» **Your instructions**
In the records below, rewrite the stretch from the line containing "subregion-row-guayas: 2 Guayas" through the line containing "previous-page-icon[interactable]: ‹ <box>1985", swapping "tamales" for "humitas" and leaving everything else as it is. Give only those lines.
--- Start Material for this exercise ---
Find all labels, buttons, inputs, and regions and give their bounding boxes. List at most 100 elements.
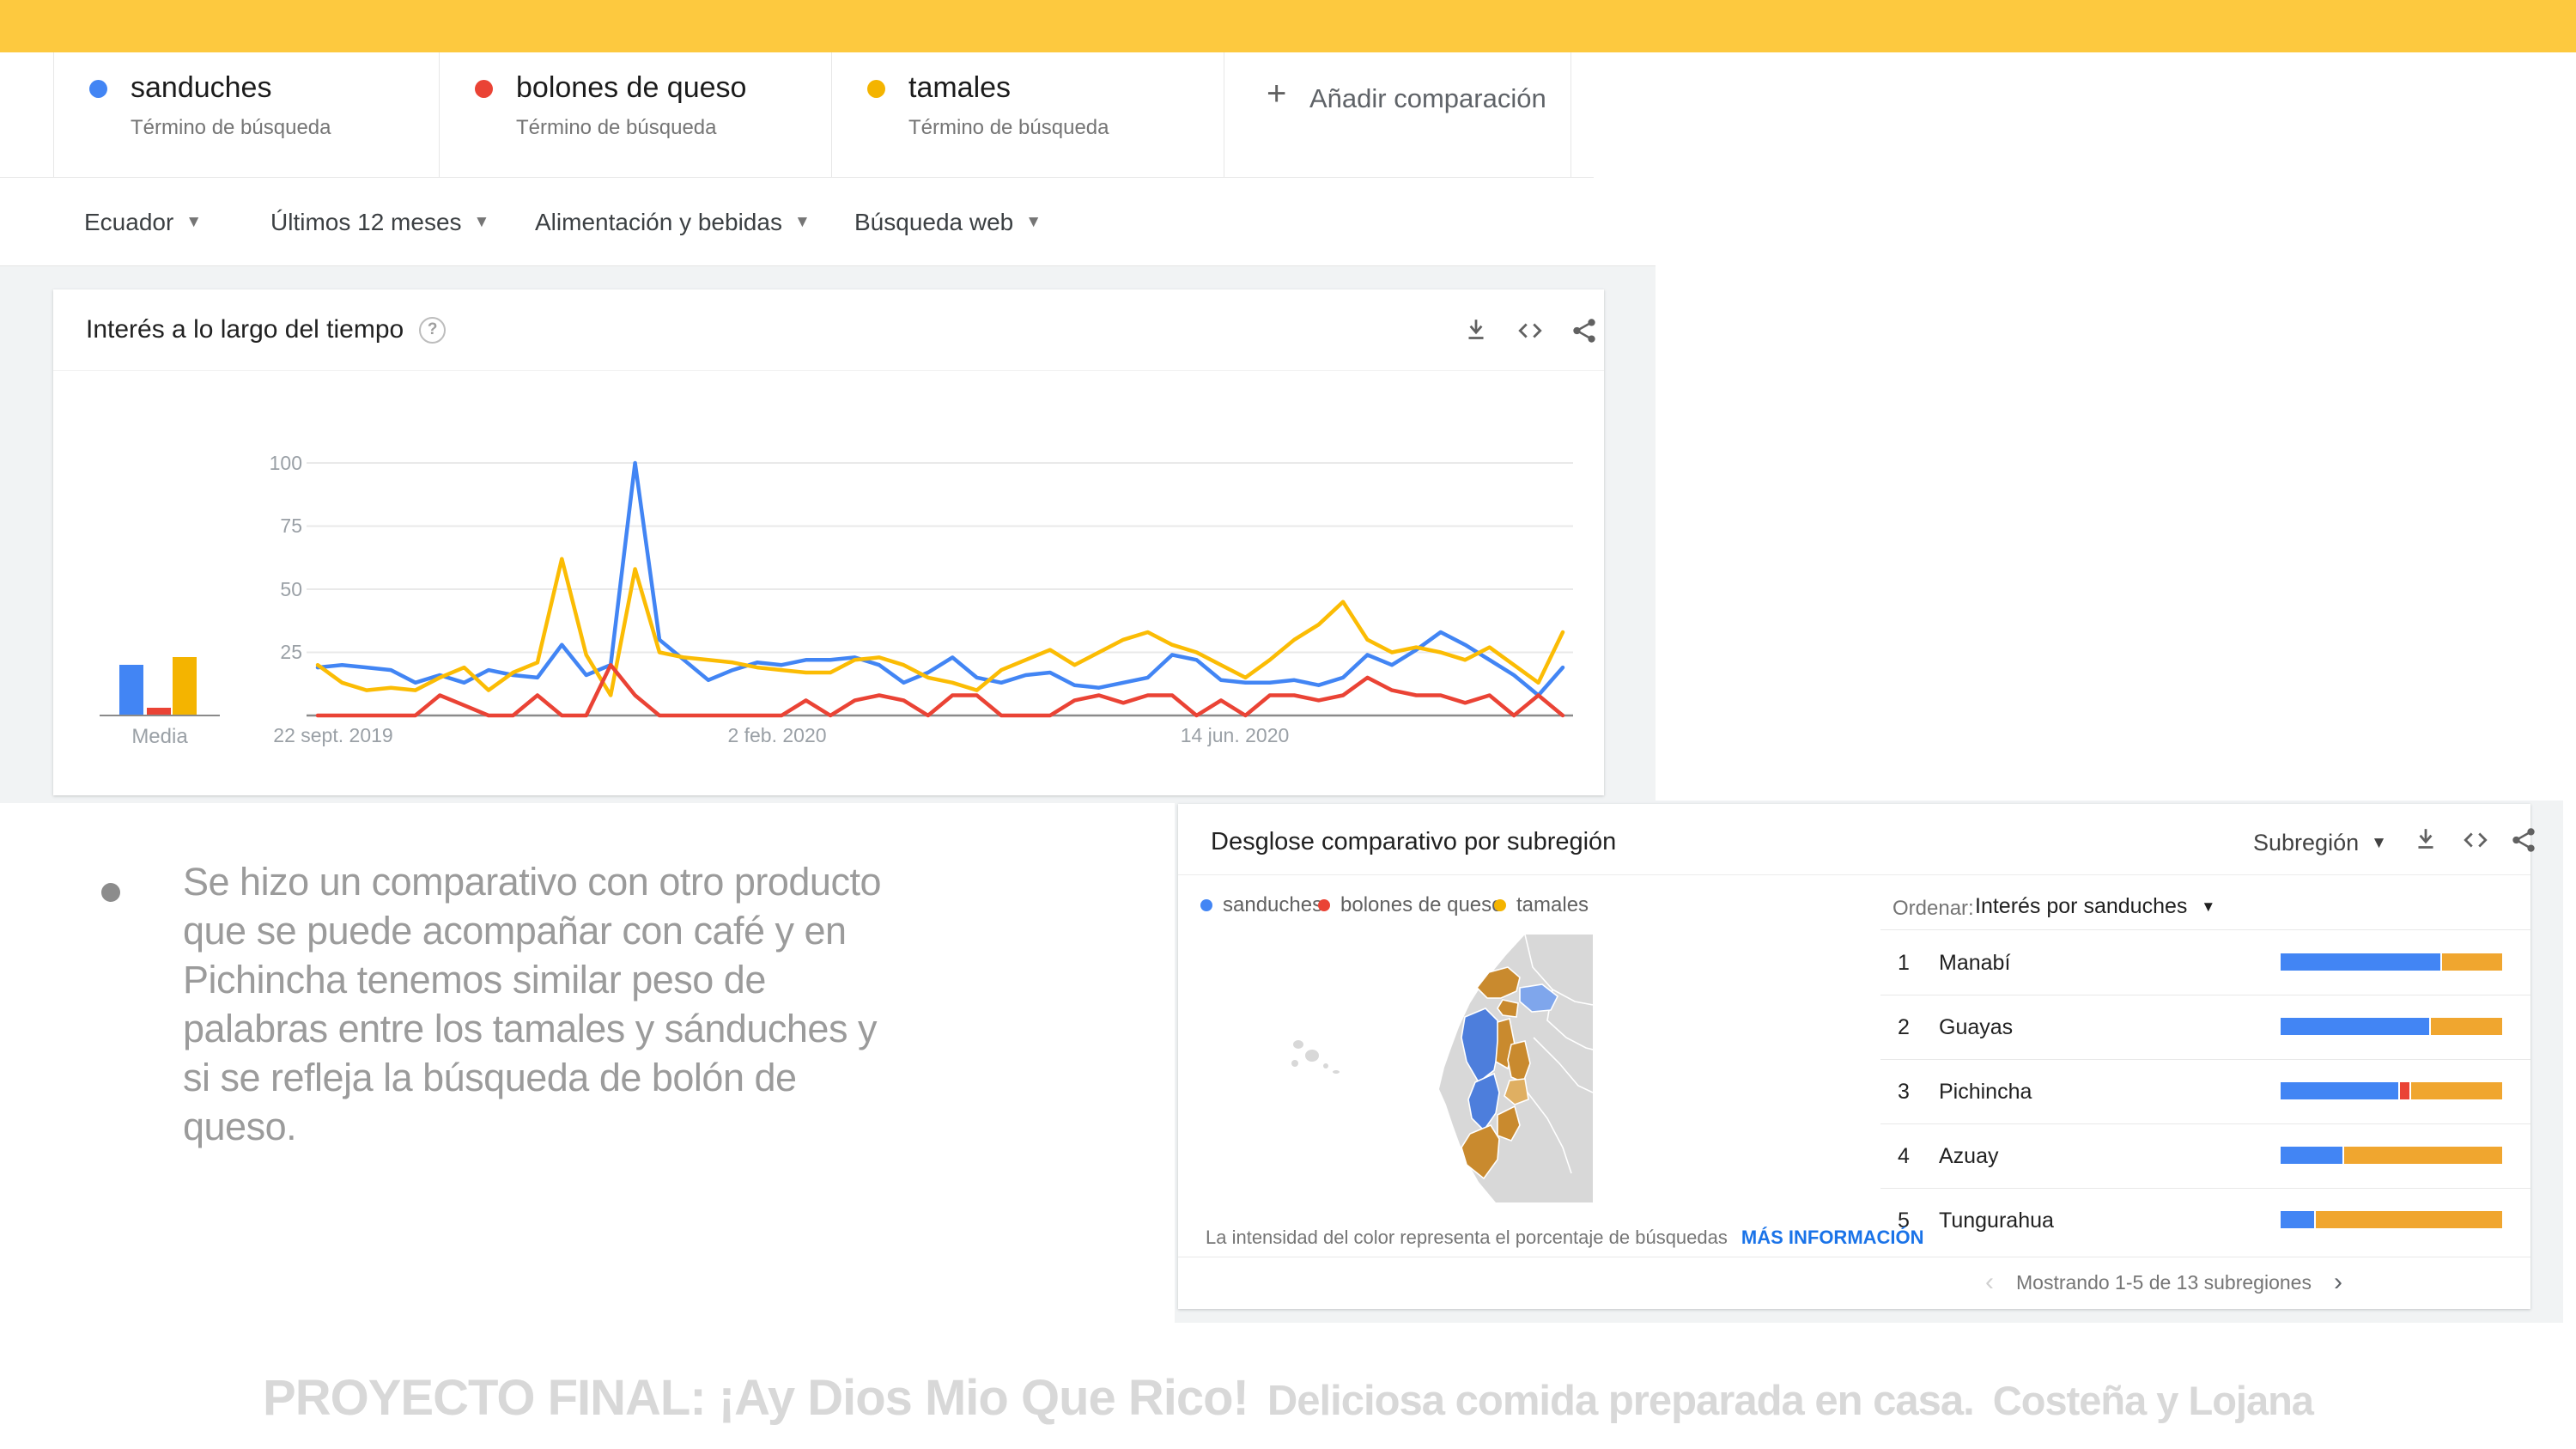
subregion-row-guayas: 2 Guayas <box>1880 995 2530 1059</box>
y-tick-75: 75 <box>280 514 302 537</box>
subregion-row-manabi: 1 Manabí <box>1880 930 2530 995</box>
note-text: La intensidad del color representa el po… <box>1206 1227 1728 1248</box>
legend-label: tamales <box>1516 893 1589 916</box>
previous-page-icon[interactable]: ‹ <box>1985 1268 1994 1296</box>
embed-code-icon[interactable] <box>2462 826 2489 854</box>
bar-segment <box>2281 1211 2314 1228</box>
more-info-link[interactable]: MÁS INFORMACIÓN <box>1741 1227 1924 1248</box>
share-icon[interactable] <box>2510 826 2537 854</box>
next-page-icon[interactable]: › <box>2333 1268 2342 1296</box>
legend-dot <box>1200 899 1212 911</box>
card-header: Interés a lo largo del tiempo ? <box>53 289 1604 371</box>
subregion-card: Desglose comparativo por subregión Subre… <box>1178 804 2535 1309</box>
footer-title-main: PROYECTO FINAL: ¡Ay Dios Mio Que Rico! <box>263 1370 1249 1426</box>
legend-label: bolones de queso <box>1340 893 1504 916</box>
chevron-down-icon: ▼ <box>793 213 811 231</box>
divider <box>439 52 440 178</box>
sort-dropdown[interactable]: Interés por sanduches ▼ <box>1975 894 2215 919</box>
legend-item-tamales: tamales <box>1494 893 1589 917</box>
chevron-down-icon: ▼ <box>2201 898 2216 915</box>
bar-segment <box>2281 1147 2343 1164</box>
term-color-dot <box>89 80 107 98</box>
term-sublabel: Término de búsqueda <box>516 116 717 139</box>
card-title-text: Interés a lo largo del tiempo <box>86 315 404 344</box>
help-icon[interactable]: ? <box>419 316 447 344</box>
subregion-row-pichincha: 3 Pichincha <box>1880 1059 2530 1123</box>
row-rank: 5 <box>1898 1209 1910 1233</box>
row-name: Guayas <box>1939 1015 2014 1039</box>
footer-title-sub: Deliciosa comida preparada en casa. <box>1267 1378 1975 1424</box>
chevron-down-icon: ▼ <box>185 213 203 231</box>
x-tick-2: 2 feb. 2020 <box>727 724 827 746</box>
divider <box>1880 1123 2530 1124</box>
row-rank: 2 <box>1898 1015 1910 1039</box>
bar-segment <box>2342 1147 2502 1164</box>
bar-segment <box>2281 1082 2398 1099</box>
legend-dot <box>1494 899 1506 911</box>
term-card-tamales[interactable]: tamales Término de búsqueda <box>831 52 1224 178</box>
embed-code-icon[interactable] <box>1516 317 1544 344</box>
sort-dropdown-value: Interés por sanduches <box>1975 894 2188 918</box>
term-label: sanduches <box>131 71 272 104</box>
ecuador-choropleth-map <box>1291 935 1593 1202</box>
download-icon[interactable] <box>2412 826 2439 854</box>
divider <box>1880 929 2530 930</box>
media-bar-tamales <box>173 657 197 715</box>
add-comparison-label: Añadir comparación <box>1309 83 1546 113</box>
plus-icon: + <box>1267 75 1287 113</box>
trends-screenshot-interest: sanduches Término de búsqueda bolones de… <box>0 52 1656 803</box>
x-tick-1: 22 sept. 2019 <box>273 724 393 746</box>
map-intensity-note: La intensidad del color representa el po… <box>1206 1227 1924 1249</box>
add-comparison-button[interactable]: + Añadir comparación <box>1224 52 1571 178</box>
divider <box>1880 1188 2530 1189</box>
legend-item-bolones-de-queso: bolones de queso <box>1318 893 1504 917</box>
term-color-dot <box>867 80 885 98</box>
bar-segment <box>2313 1211 2502 1228</box>
card-title: Interés a lo largo del tiempo ? <box>86 315 447 344</box>
subregion-bar-Pichincha <box>2281 1082 2502 1099</box>
subregion-level-dropdown[interactable]: Subregión ▼ <box>2253 830 2387 856</box>
legend-label: sanduches <box>1223 893 1323 916</box>
share-icon[interactable] <box>1571 317 1598 344</box>
x-tick-3: 14 jun. 2020 <box>1180 724 1290 746</box>
y-tick-50: 50 <box>280 578 302 600</box>
subregion-pagination: ‹ Mostrando 1-5 de 13 subregiones › <box>1985 1268 2342 1297</box>
term-card-bolones-de-queso[interactable]: bolones de queso Término de búsqueda <box>439 52 831 178</box>
media-bar-sanduches <box>119 665 143 715</box>
y-tick-25: 25 <box>280 641 302 663</box>
term-color-dot <box>475 80 493 98</box>
media-bar-bolones de queso <box>147 708 171 715</box>
bar-segment <box>2409 1082 2502 1099</box>
term-card-sanduches[interactable]: sanduches Término de búsqueda <box>53 52 439 178</box>
top-accent-bar <box>0 0 2576 52</box>
bullet-point-icon <box>101 883 120 902</box>
footer-title-tag: Costeña y Lojana <box>1992 1378 2314 1423</box>
filter-search-type[interactable]: Búsqueda web ▼ <box>854 207 1042 238</box>
sort-label: Ordenar: <box>1893 897 1974 920</box>
filter-time-range[interactable]: Últimos 12 meses ▼ <box>270 207 489 238</box>
term-label: tamales <box>908 71 1012 104</box>
subregion-dropdown-label: Subregión <box>2253 830 2360 855</box>
legend-dot <box>1318 899 1330 911</box>
subregion-row-tungurahua: 5 Tungurahua <box>1880 1188 2530 1252</box>
search-terms-row: sanduches Término de búsqueda bolones de… <box>0 52 1594 178</box>
legend-item-sanduches: sanduches <box>1200 893 1322 917</box>
row-name: Manabí <box>1939 951 2011 975</box>
media-axis <box>100 715 220 716</box>
row-name: Tungurahua <box>1939 1209 2054 1233</box>
filter-label: Alimentación y bebidas <box>535 209 782 235</box>
filter-region[interactable]: Ecuador ▼ <box>84 207 202 238</box>
filter-label: Ecuador <box>84 209 174 235</box>
term-sublabel: Término de búsqueda <box>908 116 1109 139</box>
filter-category[interactable]: Alimentación y bebidas ▼ <box>535 207 811 238</box>
row-rank: 1 <box>1898 951 1910 975</box>
y-tick-100: 100 <box>269 452 302 474</box>
row-name: Azuay <box>1939 1144 1999 1168</box>
trends-screenshot-subregion: Desglose comparativo por subregión Subre… <box>1175 801 2563 1323</box>
divider <box>53 52 54 178</box>
bar-segment <box>2397 1082 2409 1099</box>
bar-segment <box>2281 1018 2429 1035</box>
download-icon[interactable] <box>1462 317 1490 344</box>
row-name: Pichincha <box>1939 1080 2032 1104</box>
chevron-down-icon: ▼ <box>473 213 490 231</box>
--- End Material for this exercise ---
» **Correct answer**
subregion-row-guayas: 2 Guayas <box>1880 995 2530 1059</box>
y-tick-75: 75 <box>280 514 302 537</box>
subregion-row-manabi: 1 Manabí <box>1880 930 2530 995</box>
note-text: La intensidad del color representa el po… <box>1206 1227 1728 1248</box>
legend-label: humitas <box>1516 893 1589 916</box>
previous-page-icon[interactable]: ‹ <box>1985 1268 1994 1296</box>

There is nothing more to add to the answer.